▸ **What is needed**: Gather the lines that hold the string "comment".

(Collected data)

** begin **

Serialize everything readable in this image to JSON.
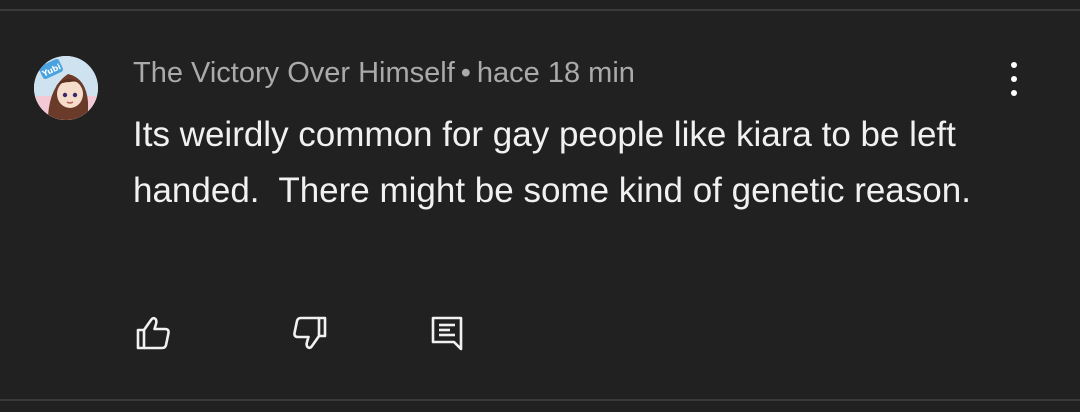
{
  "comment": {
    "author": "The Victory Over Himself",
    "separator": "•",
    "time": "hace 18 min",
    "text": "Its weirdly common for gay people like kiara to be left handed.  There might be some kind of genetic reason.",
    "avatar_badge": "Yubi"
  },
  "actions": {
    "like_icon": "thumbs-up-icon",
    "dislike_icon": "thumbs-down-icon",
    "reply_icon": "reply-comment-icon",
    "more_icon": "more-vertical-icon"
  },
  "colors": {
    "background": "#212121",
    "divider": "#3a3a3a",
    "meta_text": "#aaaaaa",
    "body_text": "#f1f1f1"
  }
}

** end **

▸ **Task solution**:
  "comment": {
    "reply_icon": "reply-comment-icon",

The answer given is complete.